[Task directions]: Convert the listing into a numbered list, beginning at its first line and stopping after the line that contains "svg-text:0: 0 [135, 1015, 155, 1056]". Leave out blank lines.

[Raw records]
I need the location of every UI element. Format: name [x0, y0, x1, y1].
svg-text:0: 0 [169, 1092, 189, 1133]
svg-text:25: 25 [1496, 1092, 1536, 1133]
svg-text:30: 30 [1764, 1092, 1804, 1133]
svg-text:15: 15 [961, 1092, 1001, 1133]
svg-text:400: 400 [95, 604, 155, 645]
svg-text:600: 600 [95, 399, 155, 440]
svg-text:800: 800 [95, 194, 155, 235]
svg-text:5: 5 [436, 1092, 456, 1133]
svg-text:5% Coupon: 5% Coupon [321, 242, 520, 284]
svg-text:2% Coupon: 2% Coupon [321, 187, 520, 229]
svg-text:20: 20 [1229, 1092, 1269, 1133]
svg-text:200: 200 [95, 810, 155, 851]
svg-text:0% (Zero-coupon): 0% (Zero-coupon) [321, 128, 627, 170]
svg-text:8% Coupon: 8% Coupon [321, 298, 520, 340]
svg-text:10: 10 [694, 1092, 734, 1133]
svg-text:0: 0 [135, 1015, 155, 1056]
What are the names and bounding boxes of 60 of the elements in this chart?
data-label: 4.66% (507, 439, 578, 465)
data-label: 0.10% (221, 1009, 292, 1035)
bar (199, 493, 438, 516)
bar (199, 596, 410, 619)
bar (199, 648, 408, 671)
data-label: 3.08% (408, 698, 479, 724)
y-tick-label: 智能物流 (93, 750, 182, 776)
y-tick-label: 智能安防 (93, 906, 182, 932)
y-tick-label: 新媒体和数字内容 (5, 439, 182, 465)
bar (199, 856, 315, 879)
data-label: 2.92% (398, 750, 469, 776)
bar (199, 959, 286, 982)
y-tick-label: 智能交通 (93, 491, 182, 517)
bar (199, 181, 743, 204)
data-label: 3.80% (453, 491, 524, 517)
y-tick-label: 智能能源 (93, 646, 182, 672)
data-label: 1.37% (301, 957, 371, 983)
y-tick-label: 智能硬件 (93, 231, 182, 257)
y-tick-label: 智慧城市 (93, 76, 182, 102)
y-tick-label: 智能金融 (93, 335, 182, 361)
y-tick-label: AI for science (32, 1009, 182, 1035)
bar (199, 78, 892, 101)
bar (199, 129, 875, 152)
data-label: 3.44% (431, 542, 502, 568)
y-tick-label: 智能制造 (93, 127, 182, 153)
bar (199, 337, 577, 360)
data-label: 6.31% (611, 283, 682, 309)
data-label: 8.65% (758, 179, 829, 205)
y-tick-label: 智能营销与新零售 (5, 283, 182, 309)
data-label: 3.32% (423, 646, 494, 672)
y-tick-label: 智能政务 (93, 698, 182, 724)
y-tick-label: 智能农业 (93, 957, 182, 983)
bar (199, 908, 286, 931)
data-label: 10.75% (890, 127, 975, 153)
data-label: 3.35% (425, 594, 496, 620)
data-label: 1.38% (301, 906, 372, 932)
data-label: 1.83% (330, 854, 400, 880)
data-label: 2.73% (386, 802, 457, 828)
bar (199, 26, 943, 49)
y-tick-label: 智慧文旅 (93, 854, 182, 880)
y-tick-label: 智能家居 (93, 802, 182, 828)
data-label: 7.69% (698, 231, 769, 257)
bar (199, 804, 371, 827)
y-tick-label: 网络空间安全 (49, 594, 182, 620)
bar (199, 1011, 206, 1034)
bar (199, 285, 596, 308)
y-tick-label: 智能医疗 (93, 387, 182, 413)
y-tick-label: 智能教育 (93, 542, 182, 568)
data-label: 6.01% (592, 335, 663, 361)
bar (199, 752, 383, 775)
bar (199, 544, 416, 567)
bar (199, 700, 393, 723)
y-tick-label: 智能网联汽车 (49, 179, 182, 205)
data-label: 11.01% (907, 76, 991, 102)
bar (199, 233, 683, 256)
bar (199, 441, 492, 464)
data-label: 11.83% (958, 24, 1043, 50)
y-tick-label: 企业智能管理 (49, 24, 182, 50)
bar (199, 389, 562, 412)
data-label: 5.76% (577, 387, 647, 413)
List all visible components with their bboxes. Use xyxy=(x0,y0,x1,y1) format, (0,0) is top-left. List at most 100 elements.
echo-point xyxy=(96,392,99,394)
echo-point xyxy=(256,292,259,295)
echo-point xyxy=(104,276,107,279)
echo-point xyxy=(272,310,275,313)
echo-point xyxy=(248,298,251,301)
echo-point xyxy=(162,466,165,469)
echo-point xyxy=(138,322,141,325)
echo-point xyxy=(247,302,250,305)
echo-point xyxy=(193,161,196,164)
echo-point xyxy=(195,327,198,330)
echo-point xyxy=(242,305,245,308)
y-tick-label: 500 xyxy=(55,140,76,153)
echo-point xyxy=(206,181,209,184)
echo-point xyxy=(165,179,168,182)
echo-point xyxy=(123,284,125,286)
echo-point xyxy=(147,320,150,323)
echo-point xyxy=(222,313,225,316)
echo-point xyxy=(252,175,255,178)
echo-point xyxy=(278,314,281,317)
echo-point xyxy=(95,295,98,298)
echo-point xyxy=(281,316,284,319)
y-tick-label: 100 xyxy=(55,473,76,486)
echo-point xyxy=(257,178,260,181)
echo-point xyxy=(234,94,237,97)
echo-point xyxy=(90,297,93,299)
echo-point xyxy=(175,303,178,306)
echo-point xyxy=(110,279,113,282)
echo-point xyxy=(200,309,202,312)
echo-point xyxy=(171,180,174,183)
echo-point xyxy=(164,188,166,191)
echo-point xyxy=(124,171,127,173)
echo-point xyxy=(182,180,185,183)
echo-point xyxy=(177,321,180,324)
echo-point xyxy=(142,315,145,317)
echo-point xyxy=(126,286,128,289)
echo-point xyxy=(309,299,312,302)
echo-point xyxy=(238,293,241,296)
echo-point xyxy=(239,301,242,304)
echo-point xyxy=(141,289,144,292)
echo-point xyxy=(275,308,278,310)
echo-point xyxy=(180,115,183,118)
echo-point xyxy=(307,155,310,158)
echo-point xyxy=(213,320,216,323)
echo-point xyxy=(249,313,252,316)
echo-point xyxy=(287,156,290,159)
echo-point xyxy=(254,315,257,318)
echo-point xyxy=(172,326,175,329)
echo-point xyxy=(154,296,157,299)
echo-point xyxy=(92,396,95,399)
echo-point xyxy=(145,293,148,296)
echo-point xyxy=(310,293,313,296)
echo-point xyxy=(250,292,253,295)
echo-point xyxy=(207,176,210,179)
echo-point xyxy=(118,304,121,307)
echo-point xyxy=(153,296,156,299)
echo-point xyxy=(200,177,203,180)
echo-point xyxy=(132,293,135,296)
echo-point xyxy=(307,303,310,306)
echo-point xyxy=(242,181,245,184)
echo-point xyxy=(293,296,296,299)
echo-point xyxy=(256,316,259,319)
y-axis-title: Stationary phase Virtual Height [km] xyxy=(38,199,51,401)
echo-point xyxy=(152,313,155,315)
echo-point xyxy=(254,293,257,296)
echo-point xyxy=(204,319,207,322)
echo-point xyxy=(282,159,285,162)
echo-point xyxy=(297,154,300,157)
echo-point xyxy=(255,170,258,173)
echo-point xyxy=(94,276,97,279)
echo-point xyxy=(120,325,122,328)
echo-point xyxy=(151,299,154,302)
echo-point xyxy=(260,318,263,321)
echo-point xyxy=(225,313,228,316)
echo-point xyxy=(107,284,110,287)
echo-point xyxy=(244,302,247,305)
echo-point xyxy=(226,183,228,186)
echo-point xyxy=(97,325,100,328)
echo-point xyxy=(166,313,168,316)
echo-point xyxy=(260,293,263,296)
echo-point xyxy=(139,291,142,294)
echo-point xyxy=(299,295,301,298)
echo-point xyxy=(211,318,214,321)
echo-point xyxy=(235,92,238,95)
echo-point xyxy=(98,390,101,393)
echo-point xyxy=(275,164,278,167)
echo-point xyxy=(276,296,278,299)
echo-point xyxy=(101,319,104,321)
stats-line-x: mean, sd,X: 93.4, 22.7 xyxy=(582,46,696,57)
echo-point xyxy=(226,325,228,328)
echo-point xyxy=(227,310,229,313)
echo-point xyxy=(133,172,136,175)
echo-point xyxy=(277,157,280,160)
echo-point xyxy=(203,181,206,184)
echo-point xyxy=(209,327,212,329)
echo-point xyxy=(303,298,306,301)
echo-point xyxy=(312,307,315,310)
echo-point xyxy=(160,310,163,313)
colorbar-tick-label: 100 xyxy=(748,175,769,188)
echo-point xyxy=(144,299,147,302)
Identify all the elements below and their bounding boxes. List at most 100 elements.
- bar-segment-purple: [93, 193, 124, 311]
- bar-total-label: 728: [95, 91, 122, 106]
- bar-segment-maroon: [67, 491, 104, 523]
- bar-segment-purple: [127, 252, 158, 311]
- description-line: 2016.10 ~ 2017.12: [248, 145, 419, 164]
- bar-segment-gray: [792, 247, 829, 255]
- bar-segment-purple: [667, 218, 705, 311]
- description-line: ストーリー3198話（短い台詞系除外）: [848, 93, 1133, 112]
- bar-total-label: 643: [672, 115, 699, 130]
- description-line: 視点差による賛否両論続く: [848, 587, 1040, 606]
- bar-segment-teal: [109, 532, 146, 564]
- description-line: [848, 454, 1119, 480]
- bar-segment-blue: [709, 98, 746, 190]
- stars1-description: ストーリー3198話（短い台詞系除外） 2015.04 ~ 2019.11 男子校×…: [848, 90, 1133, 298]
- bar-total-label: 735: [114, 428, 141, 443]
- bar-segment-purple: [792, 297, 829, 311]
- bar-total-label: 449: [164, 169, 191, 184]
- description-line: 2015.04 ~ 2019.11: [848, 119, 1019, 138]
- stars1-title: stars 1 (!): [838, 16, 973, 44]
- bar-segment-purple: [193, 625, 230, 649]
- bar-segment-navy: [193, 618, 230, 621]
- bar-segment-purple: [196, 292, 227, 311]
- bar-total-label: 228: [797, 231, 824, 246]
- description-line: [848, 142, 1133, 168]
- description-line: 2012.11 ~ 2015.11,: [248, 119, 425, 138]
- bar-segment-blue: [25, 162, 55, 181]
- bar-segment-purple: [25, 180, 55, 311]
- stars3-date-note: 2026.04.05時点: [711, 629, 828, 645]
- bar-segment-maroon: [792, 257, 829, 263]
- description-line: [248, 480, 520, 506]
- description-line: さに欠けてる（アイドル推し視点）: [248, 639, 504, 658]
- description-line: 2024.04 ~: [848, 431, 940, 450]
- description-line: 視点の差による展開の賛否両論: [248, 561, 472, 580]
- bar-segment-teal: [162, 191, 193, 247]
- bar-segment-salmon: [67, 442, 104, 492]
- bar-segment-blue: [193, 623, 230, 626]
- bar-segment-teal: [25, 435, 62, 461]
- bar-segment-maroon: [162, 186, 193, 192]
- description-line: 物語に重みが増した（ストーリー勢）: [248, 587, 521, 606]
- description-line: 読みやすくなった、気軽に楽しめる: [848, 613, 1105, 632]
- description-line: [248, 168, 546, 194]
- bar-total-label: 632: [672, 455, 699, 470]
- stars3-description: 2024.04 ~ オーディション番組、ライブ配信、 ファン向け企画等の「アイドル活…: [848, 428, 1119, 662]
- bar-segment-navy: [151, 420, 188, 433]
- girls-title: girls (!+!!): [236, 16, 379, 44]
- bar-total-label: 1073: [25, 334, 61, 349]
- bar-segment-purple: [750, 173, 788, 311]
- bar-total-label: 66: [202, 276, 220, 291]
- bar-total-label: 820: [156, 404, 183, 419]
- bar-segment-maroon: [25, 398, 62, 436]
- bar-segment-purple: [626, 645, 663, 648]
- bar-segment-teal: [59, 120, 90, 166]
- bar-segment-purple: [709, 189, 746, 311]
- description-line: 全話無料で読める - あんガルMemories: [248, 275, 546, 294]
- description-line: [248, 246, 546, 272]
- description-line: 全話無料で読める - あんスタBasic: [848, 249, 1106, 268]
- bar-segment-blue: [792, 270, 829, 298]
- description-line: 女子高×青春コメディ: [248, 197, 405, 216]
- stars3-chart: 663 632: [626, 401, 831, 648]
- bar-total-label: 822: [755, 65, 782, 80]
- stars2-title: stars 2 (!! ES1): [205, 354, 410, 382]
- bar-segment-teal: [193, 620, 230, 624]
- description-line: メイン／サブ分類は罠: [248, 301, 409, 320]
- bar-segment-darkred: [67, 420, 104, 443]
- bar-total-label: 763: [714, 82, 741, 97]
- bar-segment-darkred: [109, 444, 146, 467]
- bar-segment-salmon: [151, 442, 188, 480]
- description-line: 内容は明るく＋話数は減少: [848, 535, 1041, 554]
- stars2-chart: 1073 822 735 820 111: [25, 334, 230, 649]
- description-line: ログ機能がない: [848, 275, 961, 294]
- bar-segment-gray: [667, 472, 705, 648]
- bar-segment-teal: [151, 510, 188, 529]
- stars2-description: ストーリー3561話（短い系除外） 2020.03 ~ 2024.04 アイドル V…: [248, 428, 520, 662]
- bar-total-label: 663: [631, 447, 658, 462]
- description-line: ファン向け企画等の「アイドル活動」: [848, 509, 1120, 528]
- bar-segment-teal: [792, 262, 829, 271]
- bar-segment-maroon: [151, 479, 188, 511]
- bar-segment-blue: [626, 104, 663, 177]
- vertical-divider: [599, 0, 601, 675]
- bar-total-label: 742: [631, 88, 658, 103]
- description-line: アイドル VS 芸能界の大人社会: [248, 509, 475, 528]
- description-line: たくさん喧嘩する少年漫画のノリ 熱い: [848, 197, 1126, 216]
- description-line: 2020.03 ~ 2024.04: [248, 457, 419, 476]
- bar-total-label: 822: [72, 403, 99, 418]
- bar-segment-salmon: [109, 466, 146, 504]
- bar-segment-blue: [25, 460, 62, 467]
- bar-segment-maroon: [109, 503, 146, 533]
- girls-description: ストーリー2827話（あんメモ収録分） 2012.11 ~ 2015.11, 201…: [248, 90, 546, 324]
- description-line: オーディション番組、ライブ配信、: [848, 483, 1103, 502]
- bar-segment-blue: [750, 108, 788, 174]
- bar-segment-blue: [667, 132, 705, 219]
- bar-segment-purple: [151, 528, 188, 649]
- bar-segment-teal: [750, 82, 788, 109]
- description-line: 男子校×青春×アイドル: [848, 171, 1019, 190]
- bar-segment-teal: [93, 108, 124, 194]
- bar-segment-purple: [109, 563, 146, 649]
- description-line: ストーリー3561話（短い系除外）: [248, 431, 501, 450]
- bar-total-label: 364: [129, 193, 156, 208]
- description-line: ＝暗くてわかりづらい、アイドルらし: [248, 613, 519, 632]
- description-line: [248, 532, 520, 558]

[Task response]:
1. I need the location of every UI element. Format: name [x0, y0, x1, y1].
2. svg-text:0: 0 [169, 1092, 189, 1133]
3. svg-text:25: 25 [1496, 1092, 1536, 1133]
4. svg-text:30: 30 [1764, 1092, 1804, 1133]
5. svg-text:15: 15 [961, 1092, 1001, 1133]
6. svg-text:400: 400 [95, 604, 155, 645]
7. svg-text:600: 600 [95, 399, 155, 440]
8. svg-text:800: 800 [95, 194, 155, 235]
9. svg-text:5: 5 [436, 1092, 456, 1133]
10. svg-text:5% Coupon: 5% Coupon [321, 242, 520, 284]
11. svg-text:2% Coupon: 2% Coupon [321, 187, 520, 229]
12. svg-text:20: 20 [1229, 1092, 1269, 1133]
13. svg-text:200: 200 [95, 810, 155, 851]
14. svg-text:0% (Zero-coupon): 0% (Zero-coupon) [321, 128, 627, 170]
15. svg-text:8% Coupon: 8% Coupon [321, 298, 520, 340]
16. svg-text:10: 10 [694, 1092, 734, 1133]
17. svg-text:0: 0 [135, 1015, 155, 1056]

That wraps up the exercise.